• **Directions for this task**: Extract all lines from the data beneath that include the word "title".

• **Data in this exercise**:
——————————

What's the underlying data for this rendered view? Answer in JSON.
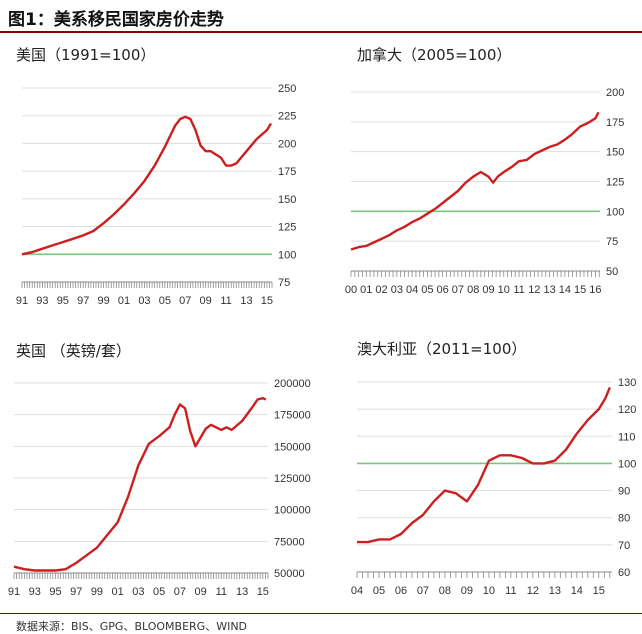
{
  "figure": {
    "title": "图1：美系移民国家房价走势",
    "source": "数据来源：BIS、GPG、BLOOMBERG、WIND"
  },
  "colors": {
    "series": "#cc1f1f",
    "reference": "#7cc47c",
    "axis": "#888888",
    "grid": "#dddddd"
  },
  "chart_data": [
    {
      "type": "line",
      "title": "美国（1991=100）",
      "xlabel": "",
      "ylabel": "",
      "x_tick_labels": [
        "91",
        "93",
        "95",
        "97",
        "99",
        "01",
        "03",
        "05",
        "07",
        "09",
        "11",
        "13",
        "15"
      ],
      "x_tick_values": [
        1991,
        1993,
        1995,
        1997,
        1999,
        2001,
        2003,
        2005,
        2007,
        2009,
        2011,
        2013,
        2015
      ],
      "xlim": [
        1991,
        2015.5
      ],
      "y_tick_labels": [
        "75",
        "100",
        "125",
        "150",
        "175",
        "200",
        "225",
        "250"
      ],
      "y_tick_values": [
        75,
        100,
        125,
        150,
        175,
        200,
        225,
        250
      ],
      "ylim": [
        75,
        250
      ],
      "grid": true,
      "reference_line": 100,
      "series": [
        {
          "x": [
            1991,
            1992,
            1993,
            1994,
            1995,
            1996,
            1997,
            1998,
            1999,
            2000,
            2001,
            2002,
            2003,
            2004,
            2005,
            2006,
            2006.5,
            2007,
            2007.5,
            2008,
            2008.5,
            2009,
            2009.5,
            2010,
            2010.5,
            2011,
            2011.5,
            2012,
            2013,
            2014,
            2015,
            2015.4
          ],
          "y": [
            100,
            102,
            105,
            108,
            111,
            114,
            117,
            121,
            128,
            136,
            145,
            155,
            166,
            180,
            197,
            216,
            222,
            224,
            222,
            212,
            198,
            193,
            193,
            190,
            187,
            180,
            180,
            182,
            193,
            204,
            212,
            218
          ]
        }
      ]
    },
    {
      "type": "line",
      "title": "加拿大（2005=100）",
      "xlabel": "",
      "ylabel": "",
      "x_tick_labels": [
        "00",
        "01",
        "02",
        "03",
        "04",
        "05",
        "06",
        "07",
        "08",
        "09",
        "10",
        "11",
        "12",
        "13",
        "14",
        "15",
        "16"
      ],
      "x_tick_values": [
        2000,
        2001,
        2002,
        2003,
        2004,
        2005,
        2006,
        2007,
        2008,
        2009,
        2010,
        2011,
        2012,
        2013,
        2014,
        2015,
        2016
      ],
      "xlim": [
        2000,
        2016.3
      ],
      "y_tick_labels": [
        "50",
        "75",
        "100",
        "125",
        "150",
        "175",
        "200"
      ],
      "y_tick_values": [
        50,
        75,
        100,
        125,
        150,
        175,
        200
      ],
      "ylim": [
        50,
        200
      ],
      "grid": true,
      "reference_line": 100,
      "series": [
        {
          "x": [
            2000,
            2000.5,
            2001,
            2001.5,
            2002,
            2002.5,
            2003,
            2003.5,
            2004,
            2004.5,
            2005,
            2005.5,
            2006,
            2006.5,
            2007,
            2007.5,
            2008,
            2008.5,
            2009,
            2009.3,
            2009.6,
            2010,
            2010.5,
            2011,
            2011.5,
            2012,
            2012.5,
            2013,
            2013.5,
            2014,
            2014.5,
            2015,
            2015.5,
            2016,
            2016.2
          ],
          "y": [
            68,
            70,
            71,
            74,
            77,
            80,
            84,
            87,
            91,
            94,
            98,
            102,
            107,
            112,
            117,
            124,
            129,
            133,
            129,
            124,
            129,
            133,
            137,
            142,
            143,
            148,
            151,
            154,
            156,
            160,
            165,
            171,
            174,
            178,
            183
          ]
        }
      ]
    },
    {
      "type": "line",
      "title": "英国 （英镑/套）",
      "xlabel": "",
      "ylabel": "",
      "x_tick_labels": [
        "91",
        "93",
        "95",
        "97",
        "99",
        "01",
        "03",
        "05",
        "07",
        "09",
        "11",
        "13",
        "15"
      ],
      "x_tick_values": [
        1991,
        1993,
        1995,
        1997,
        1999,
        2001,
        2003,
        2005,
        2007,
        2009,
        2011,
        2013,
        2015
      ],
      "xlim": [
        1991,
        2015.5
      ],
      "y_tick_labels": [
        "50000",
        "75000",
        "100000",
        "125000",
        "150000",
        "175000",
        "200000"
      ],
      "y_tick_values": [
        50000,
        75000,
        100000,
        125000,
        150000,
        175000,
        200000
      ],
      "ylim": [
        50000,
        200000
      ],
      "grid": true,
      "series": [
        {
          "x": [
            1991,
            1992,
            1993,
            1994,
            1995,
            1996,
            1997,
            1998,
            1999,
            2000,
            2001,
            2002,
            2003,
            2004,
            2005,
            2006,
            2006.5,
            2007,
            2007.5,
            2008,
            2008.5,
            2009,
            2009.5,
            2010,
            2011,
            2011.5,
            2012,
            2013,
            2014,
            2014.5,
            2015,
            2015.3
          ],
          "y": [
            55000,
            53000,
            52000,
            52000,
            52000,
            53000,
            58000,
            64000,
            70000,
            80000,
            90000,
            110000,
            135000,
            152000,
            158000,
            165000,
            175000,
            183000,
            180000,
            162000,
            150000,
            157000,
            164000,
            167000,
            163000,
            165000,
            163000,
            170000,
            181000,
            187000,
            188000,
            187000
          ]
        }
      ]
    },
    {
      "type": "line",
      "title": "澳大利亚（2011=100）",
      "xlabel": "",
      "ylabel": "",
      "x_tick_labels": [
        "04",
        "05",
        "06",
        "07",
        "08",
        "09",
        "10",
        "11",
        "12",
        "13",
        "14",
        "15"
      ],
      "x_tick_values": [
        2004,
        2005,
        2006,
        2007,
        2008,
        2009,
        2010,
        2011,
        2012,
        2013,
        2014,
        2015
      ],
      "xlim": [
        2004,
        2015.6
      ],
      "y_tick_labels": [
        "60",
        "70",
        "80",
        "90",
        "100",
        "110",
        "120",
        "130"
      ],
      "y_tick_values": [
        60,
        70,
        80,
        90,
        100,
        110,
        120,
        130
      ],
      "ylim": [
        60,
        130
      ],
      "grid": true,
      "reference_line": 100,
      "series": [
        {
          "x": [
            2004,
            2004.5,
            2005,
            2005.5,
            2006,
            2006.5,
            2007,
            2007.5,
            2008,
            2008.5,
            2009,
            2009.5,
            2010,
            2010.5,
            2011,
            2011.5,
            2012,
            2012.5,
            2013,
            2013.5,
            2014,
            2014.5,
            2015,
            2015.3,
            2015.5
          ],
          "y": [
            71,
            71,
            72,
            72,
            74,
            78,
            81,
            86,
            90,
            89,
            86,
            92,
            101,
            103,
            103,
            102,
            100,
            100,
            101,
            105,
            111,
            116,
            120,
            124,
            128
          ]
        }
      ]
    }
  ]
}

——————————

• **Response to the exercise**:
    "title": "图1：美系移民国家房价走势",
      "title": "美国（1991=100）",
      "title": "加拿大（2005=100）",
      "title": "英国 （英镑/套）",
      "title": "澳大利亚（2011=100）",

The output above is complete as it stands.